▸ **AIM**: Pick out all lines of the entries that include the word "Services" and copy them.

Entries from a dataset:
___
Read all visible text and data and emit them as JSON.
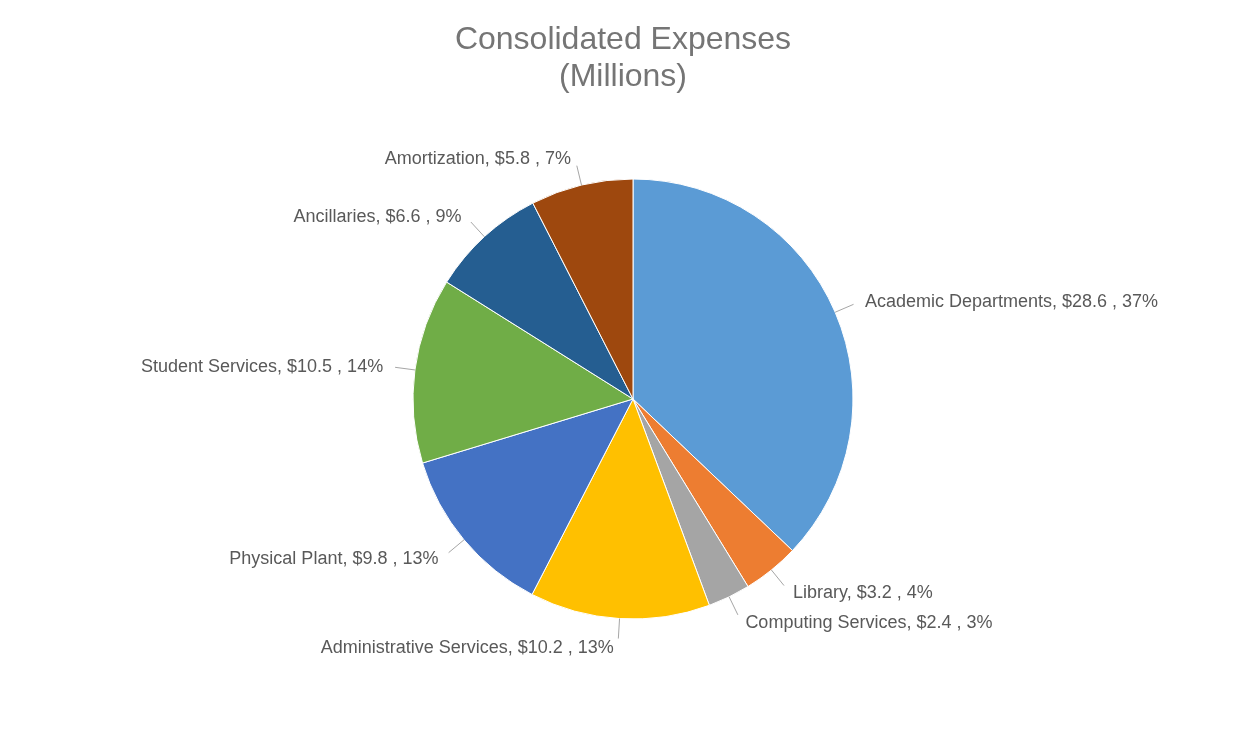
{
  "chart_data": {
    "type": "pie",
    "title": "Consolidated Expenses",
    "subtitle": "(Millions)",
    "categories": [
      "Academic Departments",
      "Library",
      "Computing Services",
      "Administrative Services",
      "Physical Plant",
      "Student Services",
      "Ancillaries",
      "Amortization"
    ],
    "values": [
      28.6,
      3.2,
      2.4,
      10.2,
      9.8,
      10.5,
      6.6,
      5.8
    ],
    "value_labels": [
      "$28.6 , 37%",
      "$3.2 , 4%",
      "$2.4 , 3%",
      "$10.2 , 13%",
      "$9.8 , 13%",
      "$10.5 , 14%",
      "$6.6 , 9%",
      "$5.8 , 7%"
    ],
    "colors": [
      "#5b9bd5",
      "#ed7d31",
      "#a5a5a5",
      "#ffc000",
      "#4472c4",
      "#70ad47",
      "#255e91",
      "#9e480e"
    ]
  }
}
___
▸ **EXPECTED ANSWER**:
      "Computing Services",
      "Administrative Services",
      "Student Services",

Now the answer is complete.